[Data excerpts]
◇ ◇ ◇ ◇ ◇ ◇ ◇

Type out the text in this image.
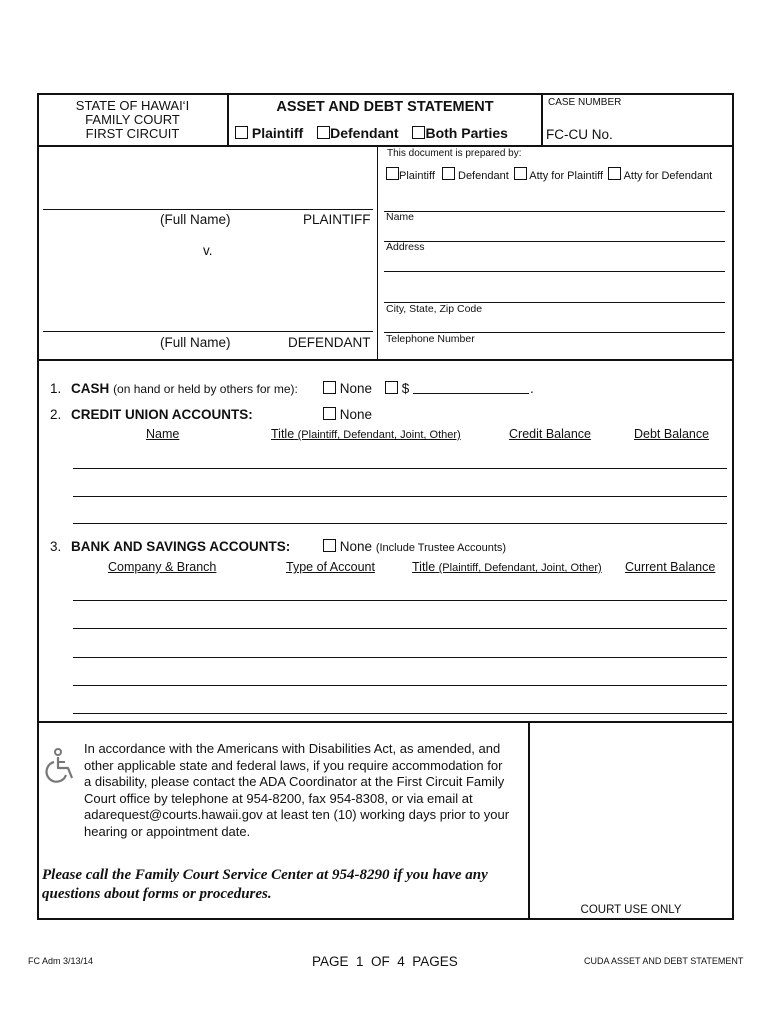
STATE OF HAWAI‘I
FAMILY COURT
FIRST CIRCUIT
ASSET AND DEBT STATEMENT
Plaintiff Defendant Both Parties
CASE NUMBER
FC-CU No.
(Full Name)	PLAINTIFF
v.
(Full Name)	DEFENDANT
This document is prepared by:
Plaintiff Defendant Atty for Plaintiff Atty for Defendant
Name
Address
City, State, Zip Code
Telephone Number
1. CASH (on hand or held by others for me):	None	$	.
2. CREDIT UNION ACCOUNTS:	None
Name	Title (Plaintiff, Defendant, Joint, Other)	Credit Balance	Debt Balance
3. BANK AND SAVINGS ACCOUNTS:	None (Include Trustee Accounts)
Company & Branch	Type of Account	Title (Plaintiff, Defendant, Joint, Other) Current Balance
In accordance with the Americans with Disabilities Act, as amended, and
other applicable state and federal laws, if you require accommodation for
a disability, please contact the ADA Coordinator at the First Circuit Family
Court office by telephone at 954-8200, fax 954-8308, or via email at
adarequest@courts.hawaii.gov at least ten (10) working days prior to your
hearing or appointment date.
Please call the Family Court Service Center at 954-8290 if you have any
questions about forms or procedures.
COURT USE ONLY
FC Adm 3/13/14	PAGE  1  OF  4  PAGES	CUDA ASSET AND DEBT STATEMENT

◇ ◇ ◇ ◇ ◇ ◇ ◇

YOUR TASK:
Which lines hold the word "Title"? Copy all of them.

EXERCISE RESPONSE:
Name	Title (Plaintiff, Defendant, Joint, Other)	Credit Balance	Debt Balance
Company & Branch	Type of Account	Title (Plaintiff, Defendant, Joint, Other) Current Balance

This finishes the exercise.